_TEXTO APRESENTADO_

##############################

Saturday, 23 de November de 2024 ISSN 1519-7670 - Ano 24 - nº 1315

A multiplicação dos empregos

Laurel Ptak criou uma obra polêmica. A artista escreveu um manifesto chamado “Salários pelo Facebook”, exibida no museu da Universidade da Califórnia em San Diego. De acordo com ela, todo usuário do site deveria receber um “salário” por conta do trabalho gratuito feito para ele (o texto pode ser lido em wagesforfacebook.com).

Apesar do exagero da obra, não dá para negar que o trabalho neste século está mudando completamente. Muita gente hoje trabalha das 8h às 18h para seus empregadores e, quando chega em casa, trabalha das 18h até tarde para várias empresas da internet.

Mesmo depois da jornada “oficial”, continuamos a produzir valor para alguém quando usamos serviços on-line. Essa produção acontece até nos tempos mortos da vida. Está esperando o elevador? Dá tempo de fazer um ou dois posts e gerar centavos em algum lugar.

##############################

_Registros de layout_
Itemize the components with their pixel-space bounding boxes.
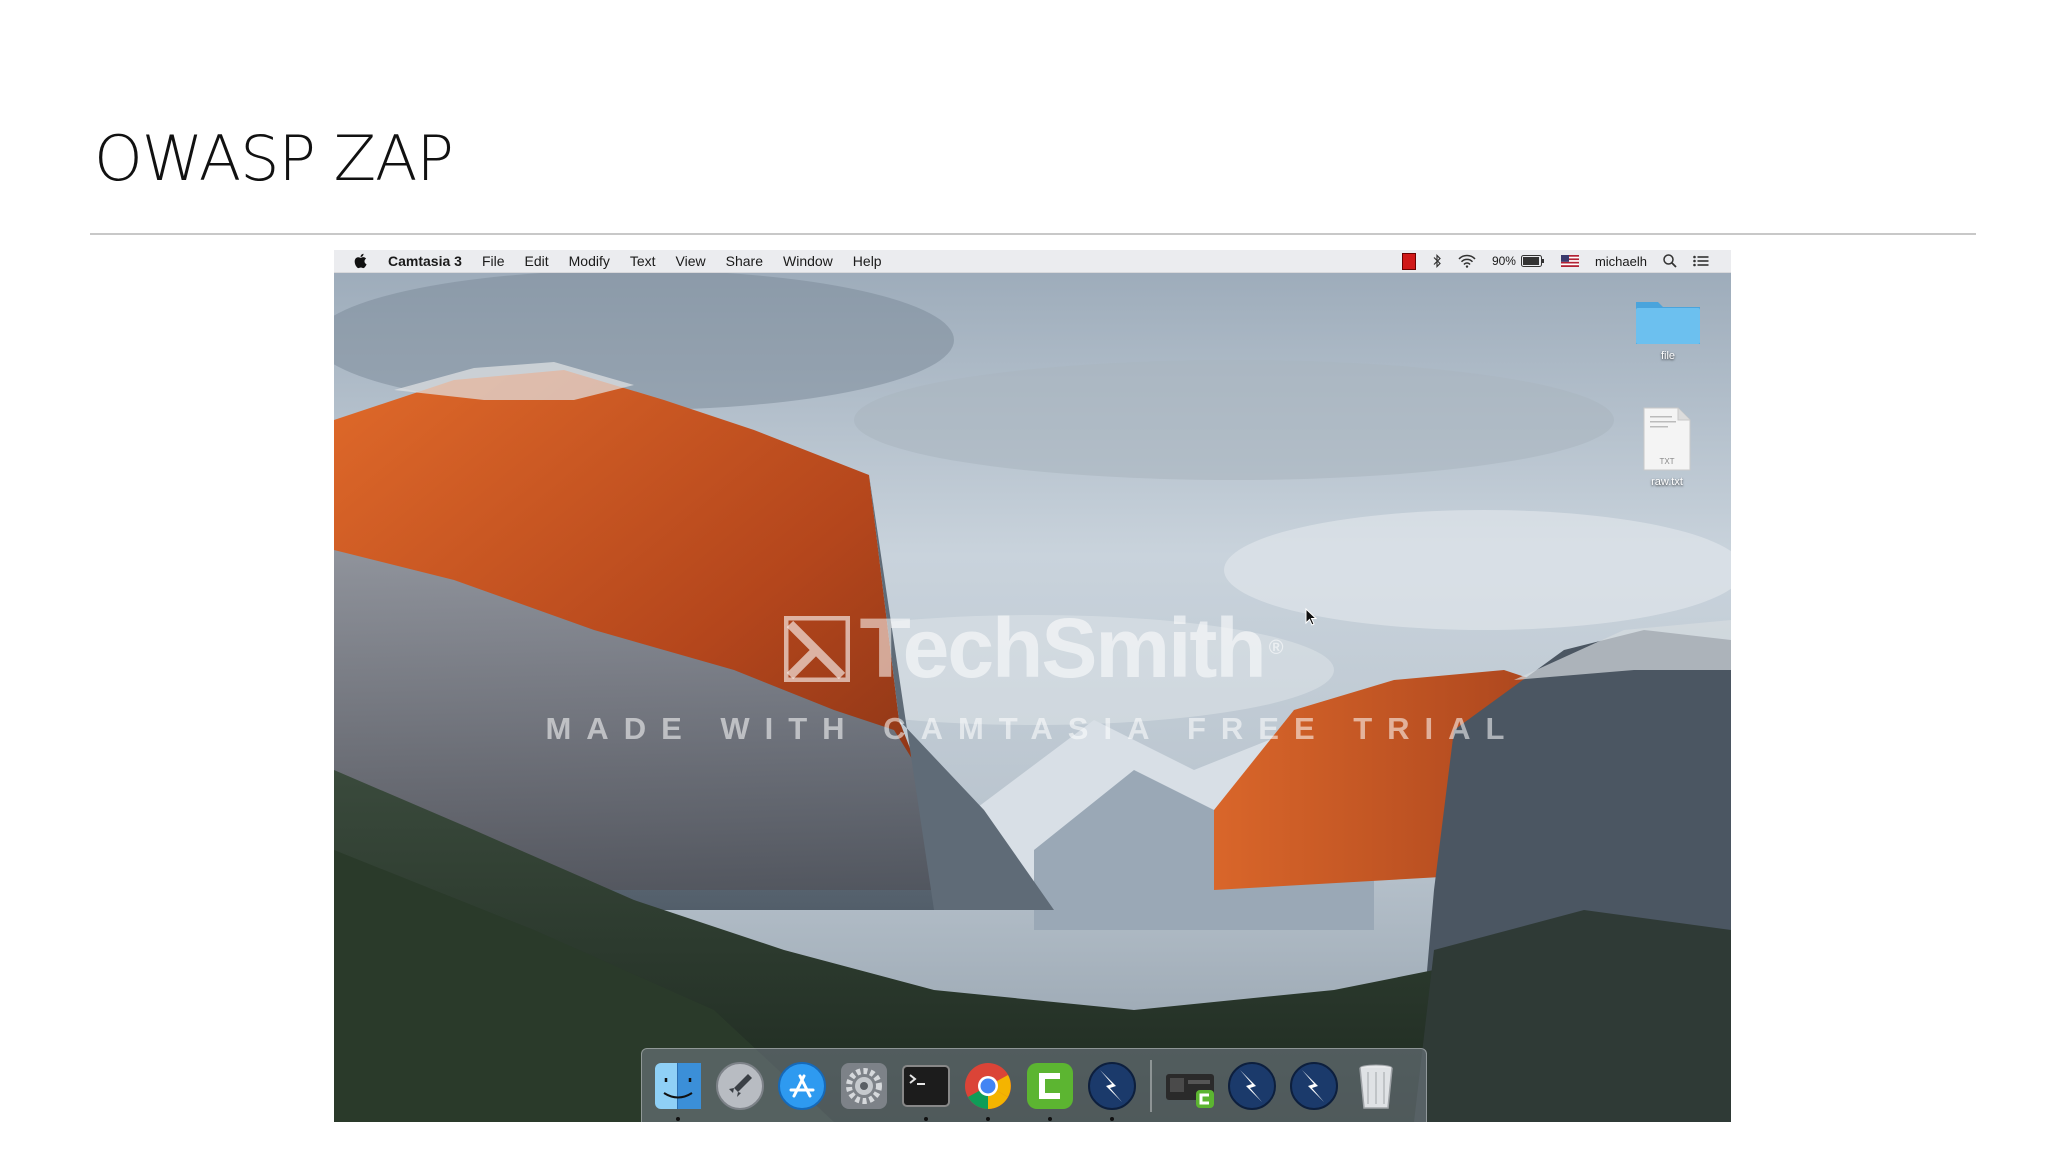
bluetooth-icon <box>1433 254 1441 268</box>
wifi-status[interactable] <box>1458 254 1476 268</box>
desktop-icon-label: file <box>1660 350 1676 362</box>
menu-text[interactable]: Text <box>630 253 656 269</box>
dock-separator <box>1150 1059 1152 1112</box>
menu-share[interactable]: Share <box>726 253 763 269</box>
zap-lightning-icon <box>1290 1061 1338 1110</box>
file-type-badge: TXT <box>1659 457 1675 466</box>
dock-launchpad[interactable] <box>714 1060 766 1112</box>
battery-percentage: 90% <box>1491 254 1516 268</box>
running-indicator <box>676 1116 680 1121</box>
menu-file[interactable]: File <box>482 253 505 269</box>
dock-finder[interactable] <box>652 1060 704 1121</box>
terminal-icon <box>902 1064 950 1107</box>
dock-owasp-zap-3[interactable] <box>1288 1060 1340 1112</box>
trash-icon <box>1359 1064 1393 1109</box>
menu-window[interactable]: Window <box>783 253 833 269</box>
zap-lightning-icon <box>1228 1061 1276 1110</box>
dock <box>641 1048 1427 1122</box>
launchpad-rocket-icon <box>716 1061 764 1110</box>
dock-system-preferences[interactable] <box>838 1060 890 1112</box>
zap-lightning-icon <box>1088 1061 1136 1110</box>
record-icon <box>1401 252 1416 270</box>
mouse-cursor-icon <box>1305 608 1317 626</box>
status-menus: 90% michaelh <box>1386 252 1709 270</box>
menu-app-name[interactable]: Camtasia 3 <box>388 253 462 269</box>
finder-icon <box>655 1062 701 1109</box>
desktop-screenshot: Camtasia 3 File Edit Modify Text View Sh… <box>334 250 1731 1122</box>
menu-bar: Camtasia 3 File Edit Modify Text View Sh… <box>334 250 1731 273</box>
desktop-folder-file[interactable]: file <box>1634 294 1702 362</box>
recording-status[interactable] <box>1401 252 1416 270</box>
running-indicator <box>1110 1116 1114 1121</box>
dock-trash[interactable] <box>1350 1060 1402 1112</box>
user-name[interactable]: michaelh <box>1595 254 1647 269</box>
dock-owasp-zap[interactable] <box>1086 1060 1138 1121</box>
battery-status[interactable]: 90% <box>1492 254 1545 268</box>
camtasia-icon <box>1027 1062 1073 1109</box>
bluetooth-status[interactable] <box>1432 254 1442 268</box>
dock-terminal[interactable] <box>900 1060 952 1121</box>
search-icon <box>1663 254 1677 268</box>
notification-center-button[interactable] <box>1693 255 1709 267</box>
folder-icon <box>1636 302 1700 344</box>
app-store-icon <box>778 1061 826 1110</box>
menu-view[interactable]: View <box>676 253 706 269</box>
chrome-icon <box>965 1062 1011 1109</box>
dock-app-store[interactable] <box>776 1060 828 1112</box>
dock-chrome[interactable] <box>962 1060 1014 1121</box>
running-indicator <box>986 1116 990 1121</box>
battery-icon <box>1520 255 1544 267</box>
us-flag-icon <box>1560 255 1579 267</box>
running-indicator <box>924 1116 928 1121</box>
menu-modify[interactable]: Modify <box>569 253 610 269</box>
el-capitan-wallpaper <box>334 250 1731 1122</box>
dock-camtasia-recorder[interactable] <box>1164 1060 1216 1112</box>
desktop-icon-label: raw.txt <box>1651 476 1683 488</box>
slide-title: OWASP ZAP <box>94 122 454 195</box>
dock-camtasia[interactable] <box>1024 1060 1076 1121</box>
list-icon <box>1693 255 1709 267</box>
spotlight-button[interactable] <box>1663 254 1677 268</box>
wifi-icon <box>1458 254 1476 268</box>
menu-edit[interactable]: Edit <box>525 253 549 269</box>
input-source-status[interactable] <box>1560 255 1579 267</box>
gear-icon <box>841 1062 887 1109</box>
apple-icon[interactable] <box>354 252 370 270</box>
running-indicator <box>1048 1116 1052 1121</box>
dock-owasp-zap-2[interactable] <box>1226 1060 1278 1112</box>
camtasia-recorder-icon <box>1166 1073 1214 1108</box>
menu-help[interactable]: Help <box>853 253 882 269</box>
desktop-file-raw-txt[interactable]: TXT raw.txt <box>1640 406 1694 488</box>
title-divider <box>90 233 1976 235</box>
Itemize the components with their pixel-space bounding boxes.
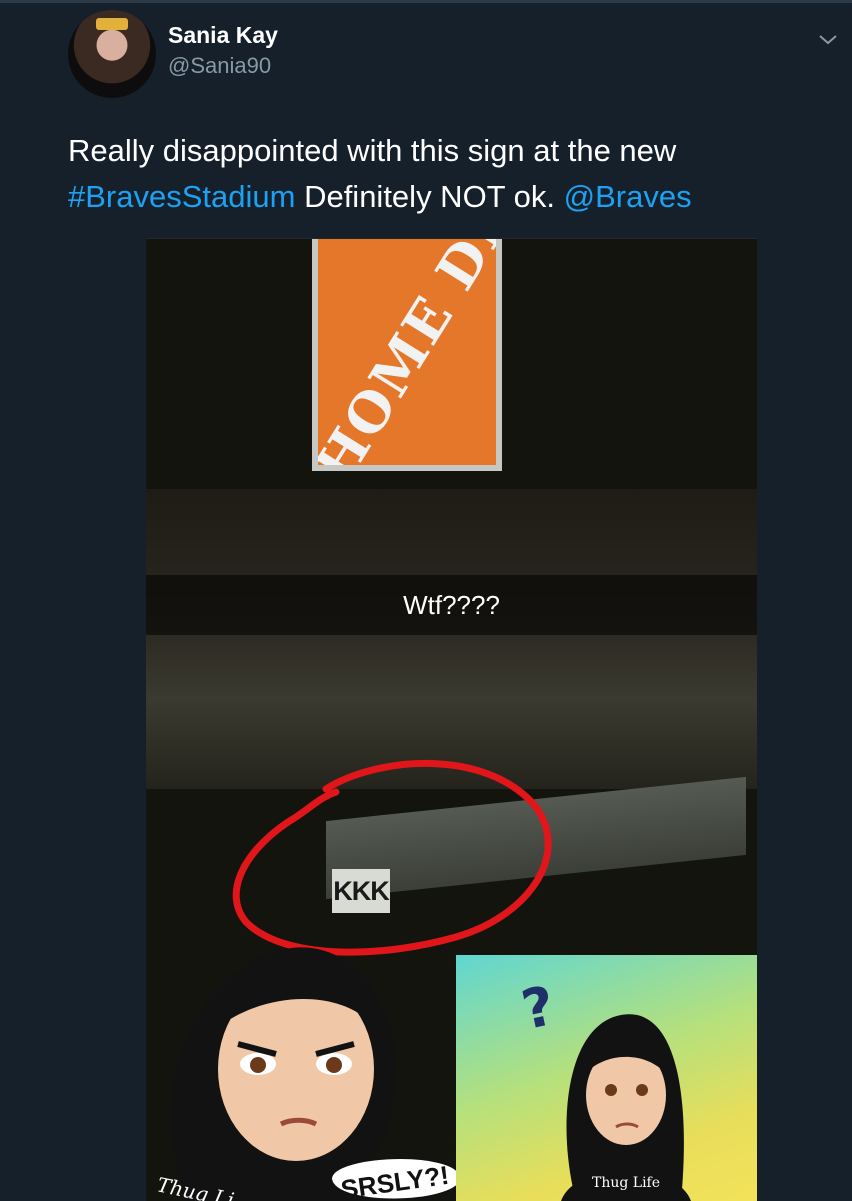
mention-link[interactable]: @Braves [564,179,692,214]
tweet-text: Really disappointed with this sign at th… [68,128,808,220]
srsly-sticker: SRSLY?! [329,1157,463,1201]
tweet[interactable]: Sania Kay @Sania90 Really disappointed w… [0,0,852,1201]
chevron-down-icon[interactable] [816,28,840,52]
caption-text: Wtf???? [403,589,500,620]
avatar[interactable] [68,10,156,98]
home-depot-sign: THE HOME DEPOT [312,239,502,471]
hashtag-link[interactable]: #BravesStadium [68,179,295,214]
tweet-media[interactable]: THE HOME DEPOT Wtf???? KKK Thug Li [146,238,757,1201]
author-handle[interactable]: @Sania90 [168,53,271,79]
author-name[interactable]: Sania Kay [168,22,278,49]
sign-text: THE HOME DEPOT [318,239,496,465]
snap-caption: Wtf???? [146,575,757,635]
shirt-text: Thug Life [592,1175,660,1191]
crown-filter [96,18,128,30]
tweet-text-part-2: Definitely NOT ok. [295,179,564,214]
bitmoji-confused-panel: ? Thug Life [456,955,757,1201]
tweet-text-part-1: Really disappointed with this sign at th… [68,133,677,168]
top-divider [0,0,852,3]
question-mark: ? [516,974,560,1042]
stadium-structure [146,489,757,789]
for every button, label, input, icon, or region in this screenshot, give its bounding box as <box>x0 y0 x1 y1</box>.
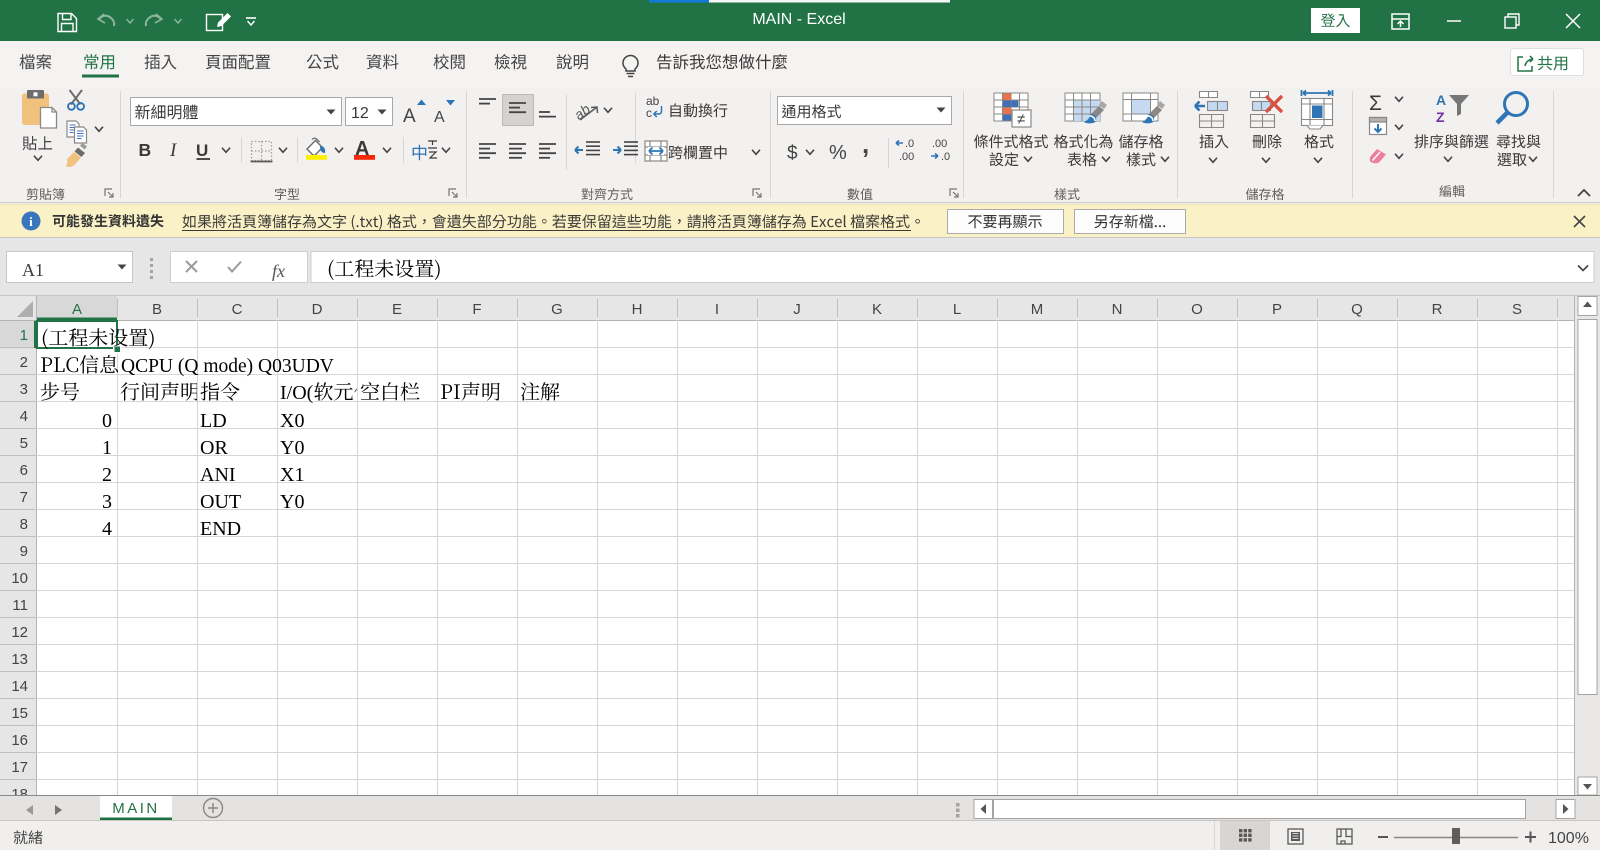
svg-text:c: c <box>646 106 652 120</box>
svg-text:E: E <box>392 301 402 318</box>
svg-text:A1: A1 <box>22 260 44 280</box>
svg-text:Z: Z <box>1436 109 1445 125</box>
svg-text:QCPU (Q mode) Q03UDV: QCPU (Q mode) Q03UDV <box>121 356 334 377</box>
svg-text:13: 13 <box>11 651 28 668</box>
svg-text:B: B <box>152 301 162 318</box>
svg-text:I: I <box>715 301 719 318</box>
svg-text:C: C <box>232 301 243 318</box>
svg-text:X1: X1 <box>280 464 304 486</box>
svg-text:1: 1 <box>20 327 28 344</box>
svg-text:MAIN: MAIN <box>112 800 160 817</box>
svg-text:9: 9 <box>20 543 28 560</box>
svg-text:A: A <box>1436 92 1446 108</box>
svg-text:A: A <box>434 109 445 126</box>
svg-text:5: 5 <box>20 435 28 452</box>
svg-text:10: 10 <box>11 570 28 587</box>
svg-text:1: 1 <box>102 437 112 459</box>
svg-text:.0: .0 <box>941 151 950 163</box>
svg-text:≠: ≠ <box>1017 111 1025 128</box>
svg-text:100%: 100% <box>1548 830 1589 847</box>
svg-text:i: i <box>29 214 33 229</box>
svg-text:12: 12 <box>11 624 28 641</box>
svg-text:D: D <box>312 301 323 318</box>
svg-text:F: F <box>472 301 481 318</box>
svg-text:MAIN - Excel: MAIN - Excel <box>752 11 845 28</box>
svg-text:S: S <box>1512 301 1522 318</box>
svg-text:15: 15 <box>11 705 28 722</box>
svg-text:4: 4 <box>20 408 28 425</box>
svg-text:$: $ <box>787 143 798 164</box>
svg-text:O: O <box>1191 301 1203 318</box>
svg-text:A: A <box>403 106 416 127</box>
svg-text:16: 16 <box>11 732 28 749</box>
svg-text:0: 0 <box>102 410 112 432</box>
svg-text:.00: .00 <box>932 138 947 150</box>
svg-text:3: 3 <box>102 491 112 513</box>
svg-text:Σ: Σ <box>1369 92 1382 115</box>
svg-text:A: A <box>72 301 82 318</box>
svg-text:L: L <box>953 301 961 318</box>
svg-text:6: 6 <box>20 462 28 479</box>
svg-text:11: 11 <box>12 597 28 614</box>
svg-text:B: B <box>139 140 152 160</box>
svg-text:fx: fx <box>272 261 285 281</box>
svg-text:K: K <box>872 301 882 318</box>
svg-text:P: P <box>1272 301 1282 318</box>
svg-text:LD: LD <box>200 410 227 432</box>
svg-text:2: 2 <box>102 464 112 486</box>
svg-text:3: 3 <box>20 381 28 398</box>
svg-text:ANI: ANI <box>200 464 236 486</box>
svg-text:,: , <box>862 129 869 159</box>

##############################

_TAREFA A CUMPRIR_
Reproduza literalmente o trecho do texto sobre a multiplicação dos empregos que começa nas palavras "Saturday, 23 de" e para depois de "lido em wagesforfacebook.com).". Os dados não têm relação com o texto.

_RESPOSTA DO EXERCÍCIO_
Saturday, 23 de November de 2024 ISSN 1519-7670 - Ano 24 - nº 1315

A multiplicação dos empregos

Laurel Ptak criou uma obra polêmica. A artista escreveu um manifesto chamado “Salários pelo Facebook”, exibida no museu da Universidade da Califórnia em San Diego. De acordo com ela, todo usuário do site deveria receber um “salário” por conta do trabalho gratuito feito para ele (o texto pode ser lido em wagesforfacebook.com).